### [Excerpted records]
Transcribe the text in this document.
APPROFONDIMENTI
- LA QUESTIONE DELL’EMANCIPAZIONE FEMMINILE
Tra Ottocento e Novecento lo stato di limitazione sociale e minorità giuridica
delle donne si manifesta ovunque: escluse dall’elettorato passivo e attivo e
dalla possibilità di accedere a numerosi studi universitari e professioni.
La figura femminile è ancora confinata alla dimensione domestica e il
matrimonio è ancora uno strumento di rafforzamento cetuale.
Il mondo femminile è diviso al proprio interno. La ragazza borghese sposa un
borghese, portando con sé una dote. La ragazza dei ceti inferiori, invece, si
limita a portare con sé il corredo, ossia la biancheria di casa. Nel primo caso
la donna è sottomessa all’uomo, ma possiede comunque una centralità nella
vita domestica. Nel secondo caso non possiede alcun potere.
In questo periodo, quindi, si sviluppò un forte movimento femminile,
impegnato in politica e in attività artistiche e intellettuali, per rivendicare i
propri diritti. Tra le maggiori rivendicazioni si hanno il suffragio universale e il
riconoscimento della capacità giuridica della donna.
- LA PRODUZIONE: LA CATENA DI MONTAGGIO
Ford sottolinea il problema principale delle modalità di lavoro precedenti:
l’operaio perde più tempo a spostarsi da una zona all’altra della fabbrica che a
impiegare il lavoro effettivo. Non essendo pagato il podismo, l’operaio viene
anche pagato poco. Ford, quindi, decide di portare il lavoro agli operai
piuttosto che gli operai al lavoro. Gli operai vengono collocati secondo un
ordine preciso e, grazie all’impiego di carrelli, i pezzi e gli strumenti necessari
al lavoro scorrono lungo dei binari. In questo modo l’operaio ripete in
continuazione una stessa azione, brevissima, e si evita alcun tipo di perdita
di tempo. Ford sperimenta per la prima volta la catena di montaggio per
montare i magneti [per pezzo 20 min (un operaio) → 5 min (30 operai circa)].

### [Task requirements]
Make an exact copy of the data above.

### [Solution for this problem]
Transcribe the text in this document.
APPROFONDIMENTI
- LA QUESTIONE DELL’EMANCIPAZIONE FEMMINILE
Tra Ottocento e Novecento lo stato di limitazione sociale e minorità giuridica
delle donne si manifesta ovunque: escluse dall’elettorato passivo e attivo e
dalla possibilità di accedere a numerosi studi universitari e professioni.
La figura femminile è ancora confinata alla dimensione domestica e il
matrimonio è ancora uno strumento di rafforzamento cetuale.
Il mondo femminile è diviso al proprio interno. La ragazza borghese sposa un
borghese, portando con sé una dote. La ragazza dei ceti inferiori, invece, si
limita a portare con sé il corredo, ossia la biancheria di casa. Nel primo caso
la donna è sottomessa all’uomo, ma possiede comunque una centralità nella
vita domestica. Nel secondo caso non possiede alcun potere.
In questo periodo, quindi, si sviluppò un forte movimento femminile,
impegnato in politica e in attività artistiche e intellettuali, per rivendicare i
propri diritti. Tra le maggiori rivendicazioni si hanno il suffragio universale e il
riconoscimento della capacità giuridica della donna.
- LA PRODUZIONE: LA CATENA DI MONTAGGIO
Ford sottolinea il problema principale delle modalità di lavoro precedenti:
l’operaio perde più tempo a spostarsi da una zona all’altra della fabbrica che a
impiegare il lavoro effettivo. Non essendo pagato il podismo, l’operaio viene
anche pagato poco. Ford, quindi, decide di portare il lavoro agli operai
piuttosto che gli operai al lavoro. Gli operai vengono collocati secondo un
ordine preciso e, grazie all’impiego di carrelli, i pezzi e gli strumenti necessari
al lavoro scorrono lungo dei binari. In questo modo l’operaio ripete in
continuazione una stessa azione, brevissima, e si evita alcun tipo di perdita
di tempo. Ford sperimenta per la prima volta la catena di montaggio per
montare i magneti [per pezzo 20 min (un operaio) → 5 min (30 operai circa)].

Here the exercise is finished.